Find every line with the word "watermark" and give their count, nothing else.

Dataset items

>> BEGIN

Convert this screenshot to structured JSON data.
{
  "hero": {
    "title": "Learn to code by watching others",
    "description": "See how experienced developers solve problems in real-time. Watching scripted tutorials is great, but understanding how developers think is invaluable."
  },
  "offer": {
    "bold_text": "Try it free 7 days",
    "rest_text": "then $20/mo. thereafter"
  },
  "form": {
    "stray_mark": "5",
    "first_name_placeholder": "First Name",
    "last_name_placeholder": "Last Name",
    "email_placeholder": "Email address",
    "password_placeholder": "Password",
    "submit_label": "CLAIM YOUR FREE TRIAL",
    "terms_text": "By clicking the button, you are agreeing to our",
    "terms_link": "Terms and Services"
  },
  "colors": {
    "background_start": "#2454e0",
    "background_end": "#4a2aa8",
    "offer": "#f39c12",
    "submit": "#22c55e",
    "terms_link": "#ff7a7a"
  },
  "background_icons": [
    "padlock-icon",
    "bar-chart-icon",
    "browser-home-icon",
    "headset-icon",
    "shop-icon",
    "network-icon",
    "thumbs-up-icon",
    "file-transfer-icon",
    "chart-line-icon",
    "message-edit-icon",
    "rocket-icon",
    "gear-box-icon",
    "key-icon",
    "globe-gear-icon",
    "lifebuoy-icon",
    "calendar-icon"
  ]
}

>> END
>> BEGIN

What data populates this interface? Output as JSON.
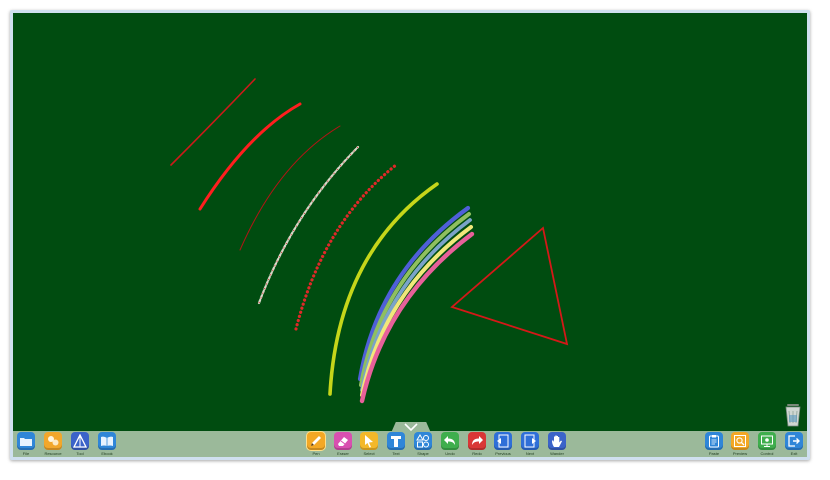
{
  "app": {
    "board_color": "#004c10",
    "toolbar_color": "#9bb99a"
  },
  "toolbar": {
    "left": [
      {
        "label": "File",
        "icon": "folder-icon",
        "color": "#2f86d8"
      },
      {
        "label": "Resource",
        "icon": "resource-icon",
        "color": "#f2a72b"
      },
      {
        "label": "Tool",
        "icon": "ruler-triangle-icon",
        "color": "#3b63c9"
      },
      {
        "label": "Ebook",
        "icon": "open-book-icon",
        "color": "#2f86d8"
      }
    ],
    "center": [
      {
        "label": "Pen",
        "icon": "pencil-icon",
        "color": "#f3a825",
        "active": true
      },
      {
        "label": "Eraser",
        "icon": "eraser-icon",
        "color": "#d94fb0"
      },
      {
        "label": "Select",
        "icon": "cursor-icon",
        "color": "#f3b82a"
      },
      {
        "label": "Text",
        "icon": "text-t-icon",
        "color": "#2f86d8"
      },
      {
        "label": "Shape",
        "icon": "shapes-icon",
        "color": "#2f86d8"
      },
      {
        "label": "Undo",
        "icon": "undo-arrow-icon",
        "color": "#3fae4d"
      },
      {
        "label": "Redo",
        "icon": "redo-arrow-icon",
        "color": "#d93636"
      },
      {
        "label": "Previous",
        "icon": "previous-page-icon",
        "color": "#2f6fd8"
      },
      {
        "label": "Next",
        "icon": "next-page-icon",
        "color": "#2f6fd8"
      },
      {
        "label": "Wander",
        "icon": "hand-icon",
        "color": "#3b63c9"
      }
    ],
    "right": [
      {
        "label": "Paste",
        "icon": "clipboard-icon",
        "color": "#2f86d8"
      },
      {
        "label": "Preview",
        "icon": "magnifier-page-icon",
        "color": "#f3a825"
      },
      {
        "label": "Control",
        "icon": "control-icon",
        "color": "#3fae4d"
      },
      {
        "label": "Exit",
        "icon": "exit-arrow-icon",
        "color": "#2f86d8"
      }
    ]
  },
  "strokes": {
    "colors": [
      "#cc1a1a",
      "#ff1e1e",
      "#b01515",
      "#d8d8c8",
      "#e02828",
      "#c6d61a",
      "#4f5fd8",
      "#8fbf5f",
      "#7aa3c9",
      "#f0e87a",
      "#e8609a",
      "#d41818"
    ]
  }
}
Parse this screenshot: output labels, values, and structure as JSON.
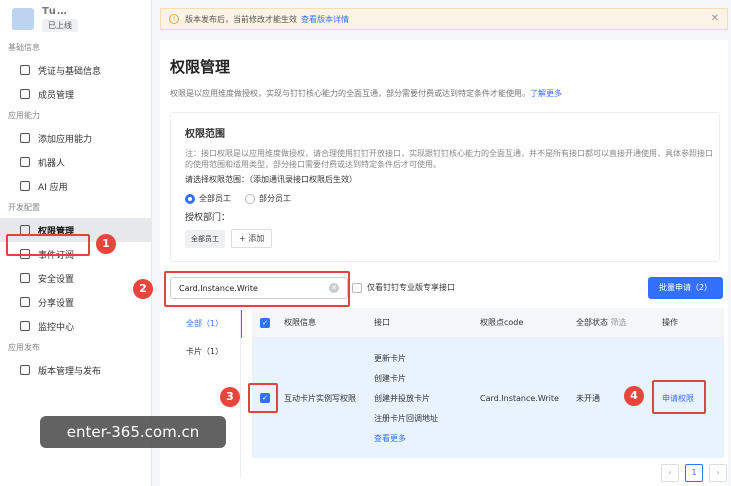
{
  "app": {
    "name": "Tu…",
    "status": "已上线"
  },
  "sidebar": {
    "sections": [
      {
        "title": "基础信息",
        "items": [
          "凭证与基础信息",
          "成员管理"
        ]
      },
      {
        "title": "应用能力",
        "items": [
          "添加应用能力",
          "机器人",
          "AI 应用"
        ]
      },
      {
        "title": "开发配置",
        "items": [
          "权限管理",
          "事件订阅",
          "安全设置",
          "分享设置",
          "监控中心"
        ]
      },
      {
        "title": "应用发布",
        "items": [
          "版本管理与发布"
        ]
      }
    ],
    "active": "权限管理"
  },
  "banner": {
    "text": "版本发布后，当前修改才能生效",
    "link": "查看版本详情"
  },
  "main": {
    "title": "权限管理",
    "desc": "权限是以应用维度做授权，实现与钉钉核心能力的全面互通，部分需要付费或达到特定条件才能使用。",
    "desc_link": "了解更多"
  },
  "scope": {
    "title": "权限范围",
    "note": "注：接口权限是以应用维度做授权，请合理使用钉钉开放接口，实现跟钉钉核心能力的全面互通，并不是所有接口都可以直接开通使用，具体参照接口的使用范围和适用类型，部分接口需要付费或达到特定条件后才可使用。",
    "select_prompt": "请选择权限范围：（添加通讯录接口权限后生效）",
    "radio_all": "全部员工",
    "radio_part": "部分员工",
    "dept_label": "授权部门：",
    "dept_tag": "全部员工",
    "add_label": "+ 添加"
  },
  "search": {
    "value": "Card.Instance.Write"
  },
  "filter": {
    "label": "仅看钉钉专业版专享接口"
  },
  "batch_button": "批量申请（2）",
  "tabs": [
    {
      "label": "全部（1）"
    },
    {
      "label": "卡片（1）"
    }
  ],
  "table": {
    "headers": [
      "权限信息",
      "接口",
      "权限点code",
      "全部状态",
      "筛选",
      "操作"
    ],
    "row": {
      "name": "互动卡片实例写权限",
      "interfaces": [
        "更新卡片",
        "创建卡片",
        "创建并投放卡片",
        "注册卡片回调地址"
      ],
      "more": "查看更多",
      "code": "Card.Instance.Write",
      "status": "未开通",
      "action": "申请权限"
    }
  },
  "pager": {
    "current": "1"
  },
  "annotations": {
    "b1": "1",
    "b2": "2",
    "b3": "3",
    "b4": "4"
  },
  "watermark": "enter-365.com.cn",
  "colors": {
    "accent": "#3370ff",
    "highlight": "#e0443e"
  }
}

>> END
>> BEGIN

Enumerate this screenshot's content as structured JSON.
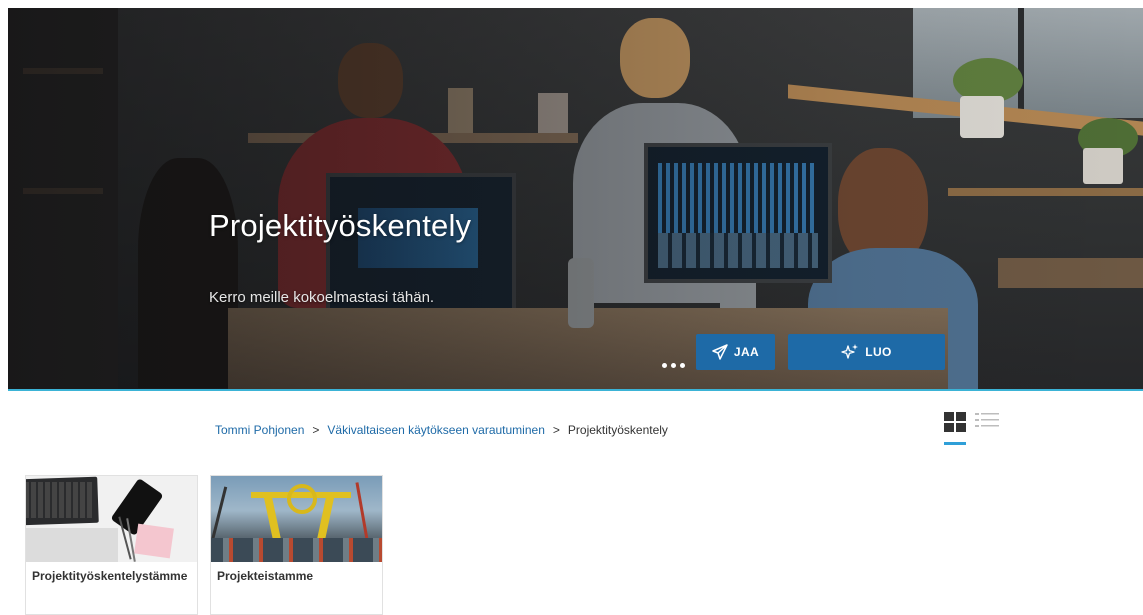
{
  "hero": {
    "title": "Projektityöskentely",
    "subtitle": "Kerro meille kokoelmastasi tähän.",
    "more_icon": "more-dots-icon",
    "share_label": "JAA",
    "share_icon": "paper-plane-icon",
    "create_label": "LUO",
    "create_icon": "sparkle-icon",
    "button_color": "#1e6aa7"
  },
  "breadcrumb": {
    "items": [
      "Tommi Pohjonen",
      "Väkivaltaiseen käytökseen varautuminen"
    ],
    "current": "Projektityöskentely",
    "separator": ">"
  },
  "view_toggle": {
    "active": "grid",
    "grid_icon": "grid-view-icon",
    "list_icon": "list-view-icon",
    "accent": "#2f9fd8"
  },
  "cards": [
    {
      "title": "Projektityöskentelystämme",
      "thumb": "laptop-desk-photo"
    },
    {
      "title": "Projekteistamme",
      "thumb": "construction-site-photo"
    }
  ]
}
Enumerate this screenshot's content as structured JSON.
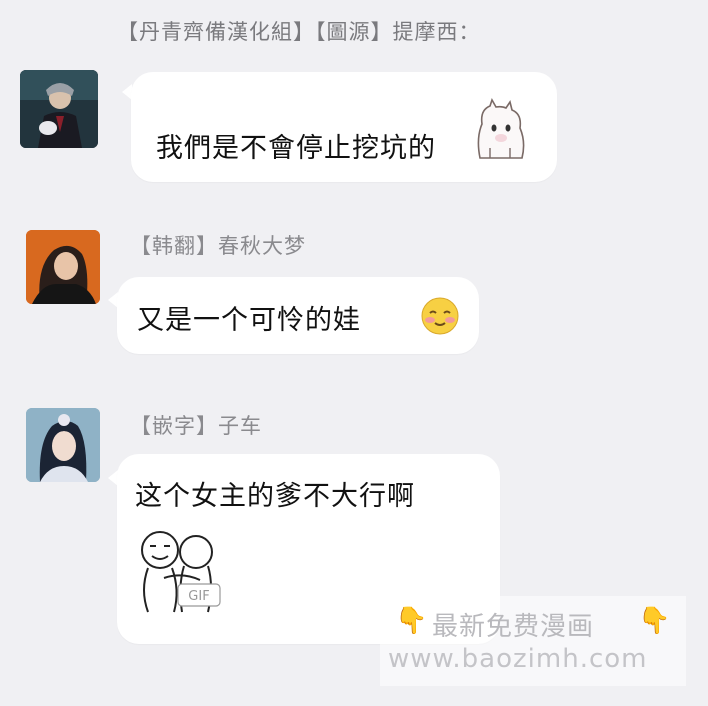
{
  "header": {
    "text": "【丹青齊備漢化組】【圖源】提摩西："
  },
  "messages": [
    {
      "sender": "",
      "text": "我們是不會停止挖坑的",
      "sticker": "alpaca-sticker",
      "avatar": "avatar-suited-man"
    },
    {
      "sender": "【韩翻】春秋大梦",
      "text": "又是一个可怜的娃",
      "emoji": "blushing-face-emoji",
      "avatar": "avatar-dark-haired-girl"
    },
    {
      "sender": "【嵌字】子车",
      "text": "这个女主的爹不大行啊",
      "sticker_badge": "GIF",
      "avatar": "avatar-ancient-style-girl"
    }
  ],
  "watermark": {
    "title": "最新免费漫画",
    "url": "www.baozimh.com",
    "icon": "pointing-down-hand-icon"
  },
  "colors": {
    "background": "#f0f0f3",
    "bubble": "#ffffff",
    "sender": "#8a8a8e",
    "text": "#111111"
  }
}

>> END

### Output of the exercise
2